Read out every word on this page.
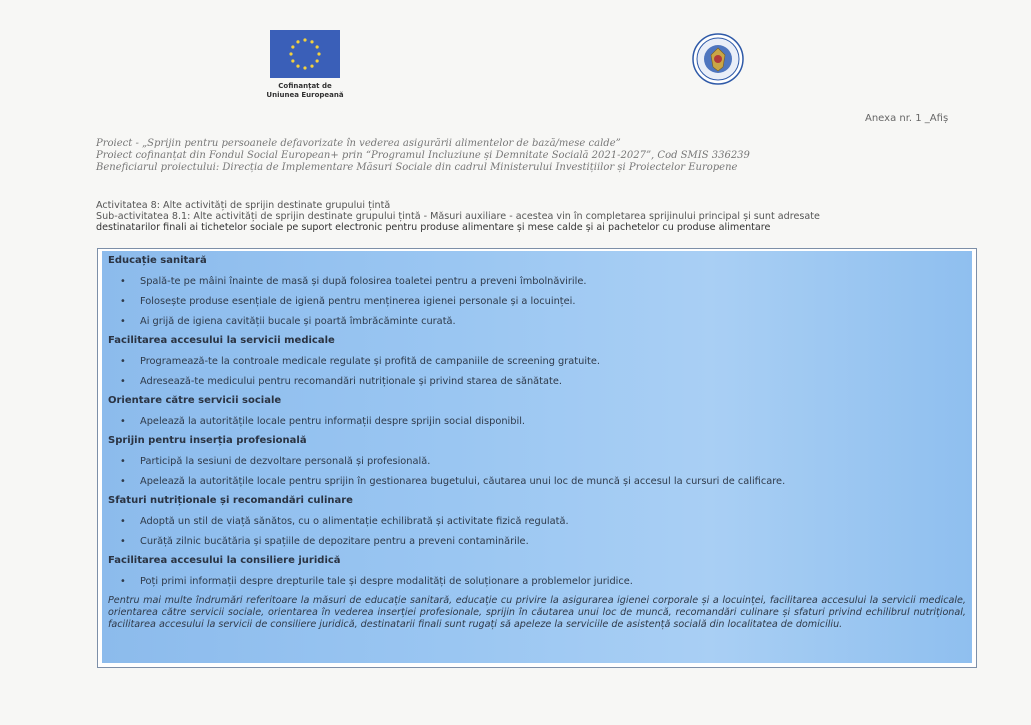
Cofinanțat de
Uniunea Europeană
Anexa nr. 1 _Afiș
Proiect - „Sprijin pentru persoanele defavorizate în vederea asigurării alimentelor de bază/mese calde”
Proiect cofinanțat din Fondul Social European+ prin “Programul Incluziune și Demnitate Socială 2021-2027”, Cod SMIS 336239
Beneficiarul proiectului: Direcția de Implementare Măsuri Sociale din cadrul Ministerului Investițiilor și Proiectelor Europene
Activitatea 8: Alte activități de sprijin destinate grupului țintă
Sub-activitatea 8.1: Alte activități de sprijin destinate grupului țintă - Măsuri auxiliare - acestea vin în completarea sprijinului principal și sunt adresate
destinatarilor finali ai tichetelor sociale pe suport electronic pentru produse alimentare și mese calde și ai pachetelor cu produse alimentare
Educație sanitară
• Spală-te pe mâini înainte de masă și după folosirea toaletei pentru a preveni îmbolnăvirile.
• Folosește produse esențiale de igienă pentru menținerea igienei personale și a locuinței.
• Ai grijă de igiena cavității bucale și poartă îmbrăcăminte curată.
Facilitarea accesului la servicii medicale
• Programează-te la controale medicale regulate și profită de campaniile de screening gratuite.
• Adresează-te medicului pentru recomandări nutriționale și privind starea de sănătate.
Orientare către servicii sociale
• Apelează la autoritățile locale pentru informații despre sprijin social disponibil.
Sprijin pentru inserția profesională
• Participă la sesiuni de dezvoltare personală și profesională.
• Apelează la autoritățile locale pentru sprijin în gestionarea bugetului, căutarea unui loc de muncă și accesul la cursuri de calificare.
Sfaturi nutriționale și recomandări culinare
• Adoptă un stil de viață sănătos, cu o alimentație echilibrată și activitate fizică regulată.
• Curăță zilnic bucătăria și spațiile de depozitare pentru a preveni contaminările.
Facilitarea accesului la consiliere juridică
• Poți primi informații despre drepturile tale și despre modalități de soluționare a problemelor juridice.
Pentru mai multe îndrumări referitoare la măsuri de educație sanitară, educație cu privire la asigurarea igienei corporale și a locuinței, facilitarea accesului la servicii medicale, orientarea către servicii sociale, orientarea în vederea inserției profesionale, sprijin în căutarea unui loc de muncă, recomandări culinare și sfaturi privind echilibrul nutrițional, facilitarea accesului la servicii de consiliere juridică, destinatarii finali sunt rugați să apeleze la serviciile de asistență socială din localitatea de domiciliu.
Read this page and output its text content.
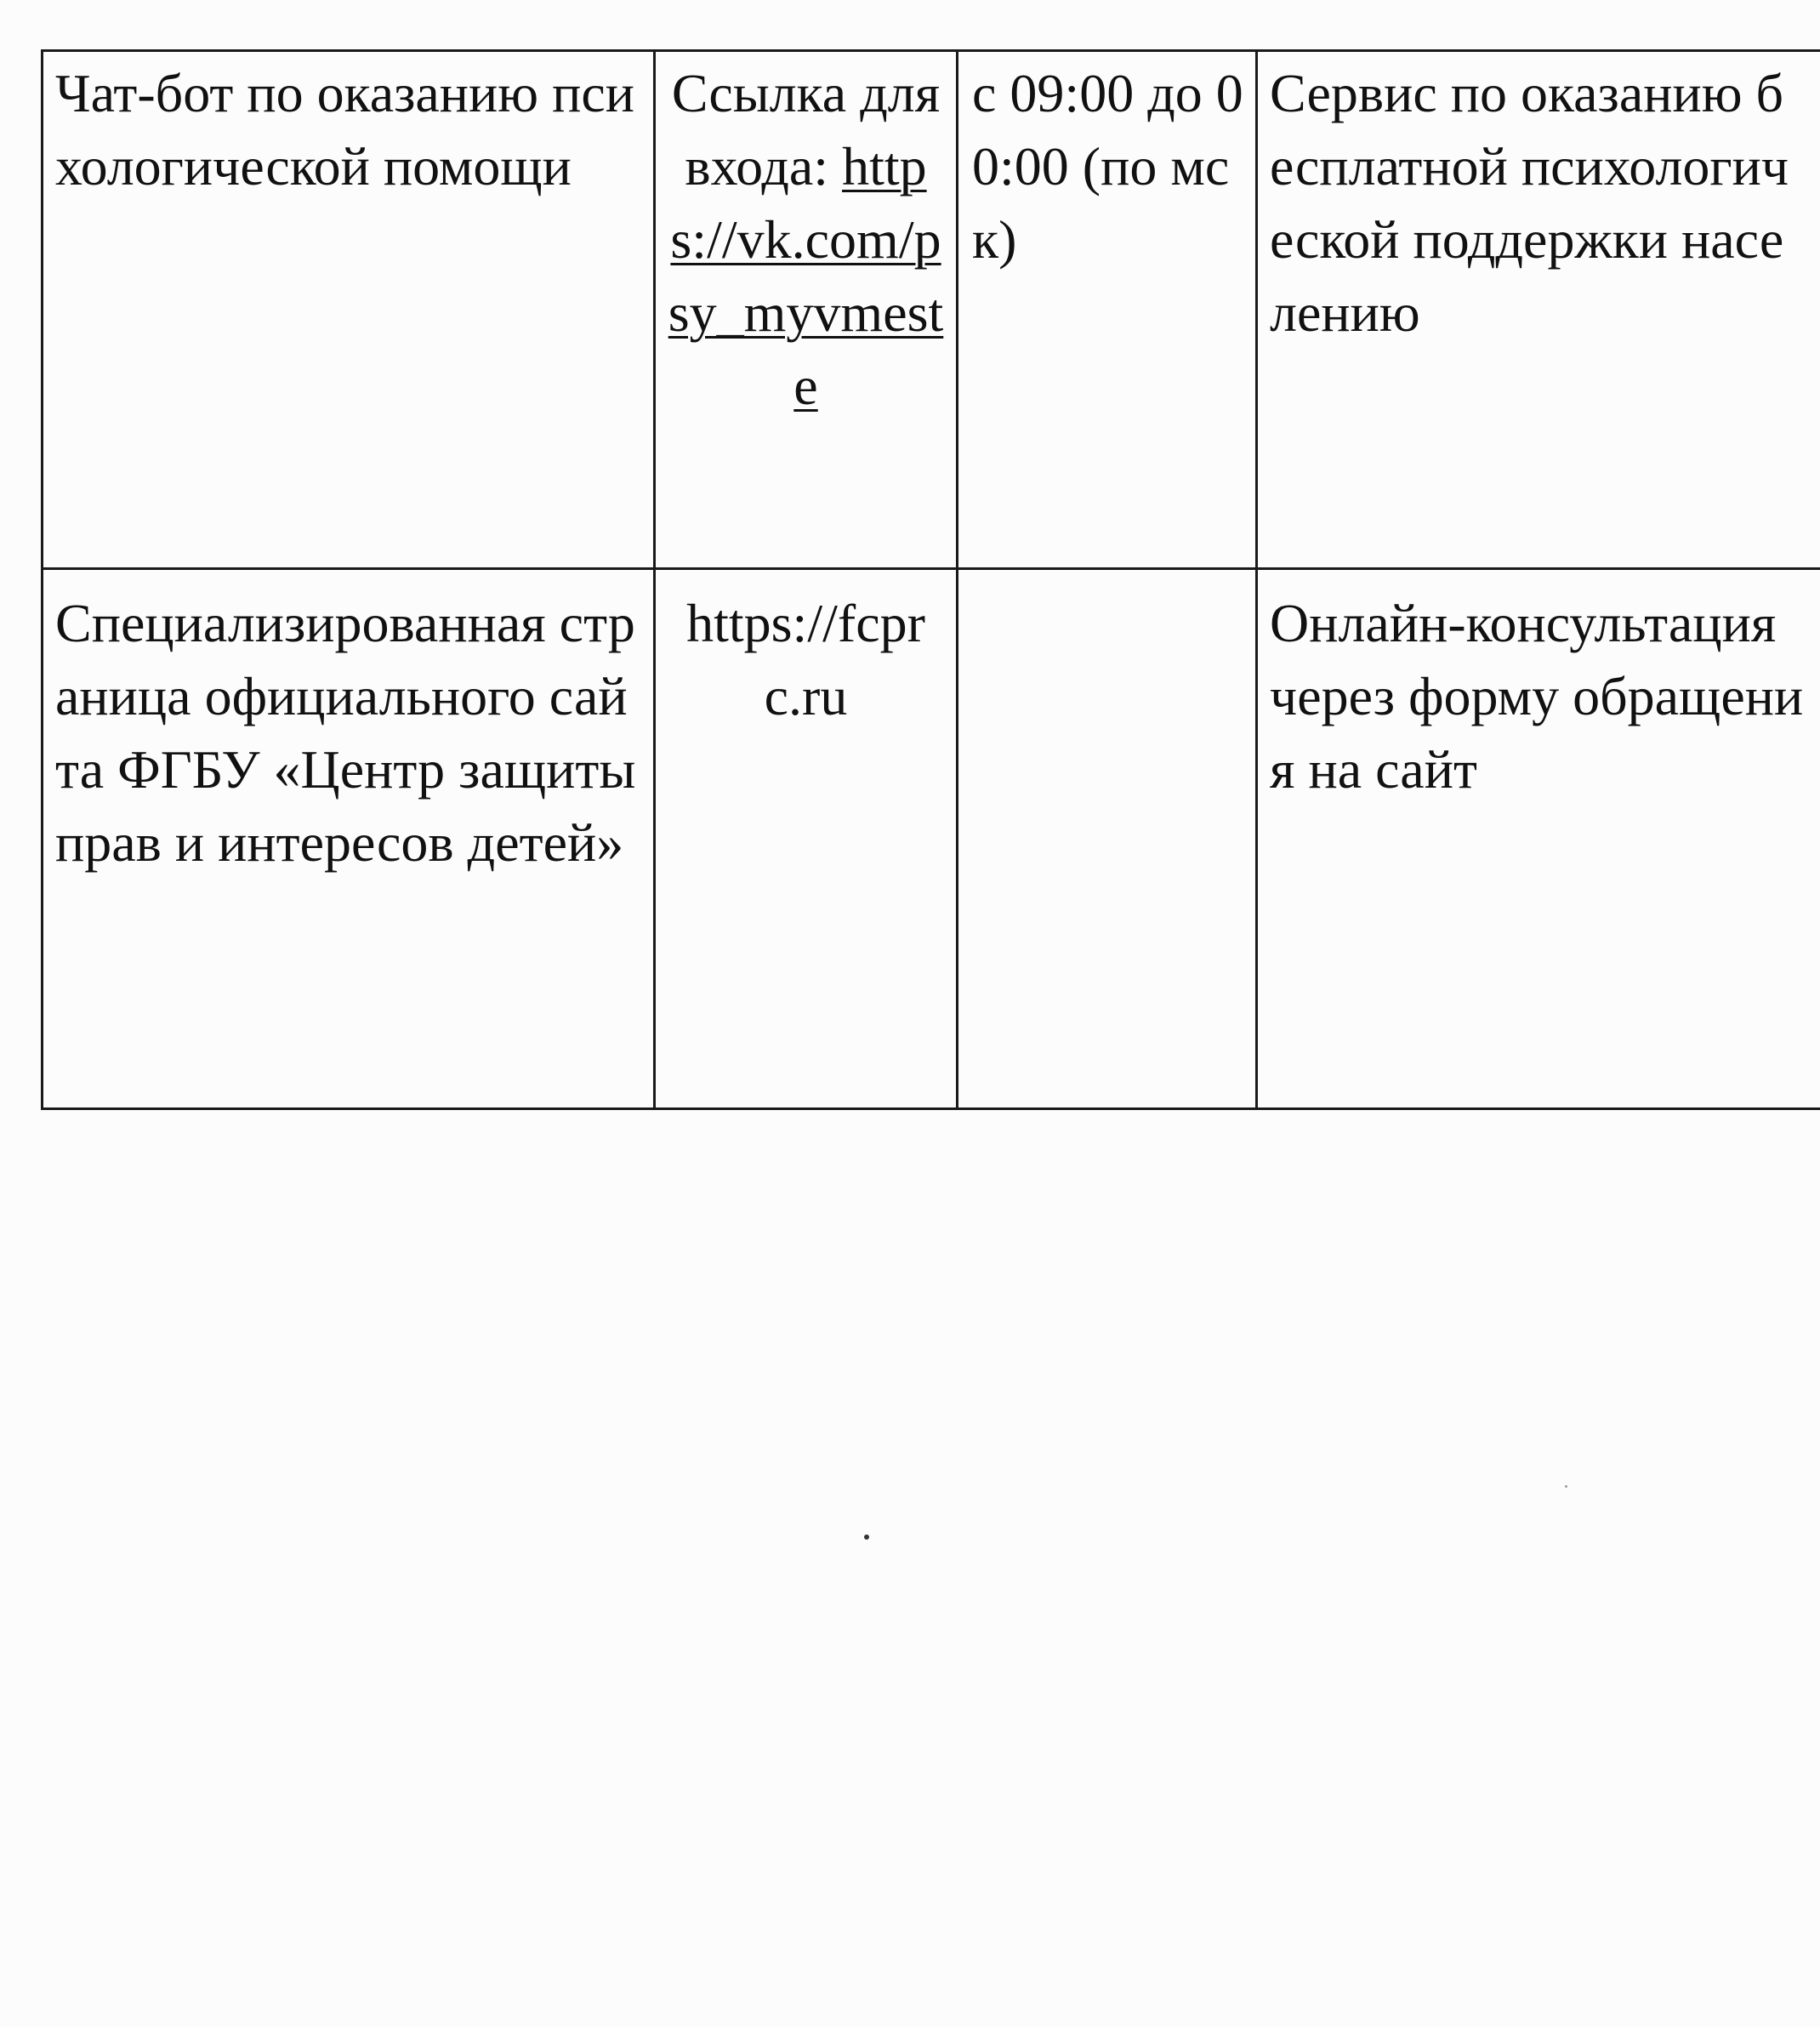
Чат-бот по оказанию психологической помощи	Ссылка для входа: https://vk.com/psy_myvmeste	с 09:00 до 00:00 (по мск)	Сервис по оказанию бесплатной психологической поддержки населению
Специализированная страница официального сайта ФГБУ «Центр защиты прав и интересов детей»	https://fcprc.ru		Онлайн-консультация через форму обращения на сайт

▶ **WORK REQUIRED**
How many lines in these records hold the string "culinare"? Reply with the number alone.

▶ **RESPONSE TO THE TASK**
2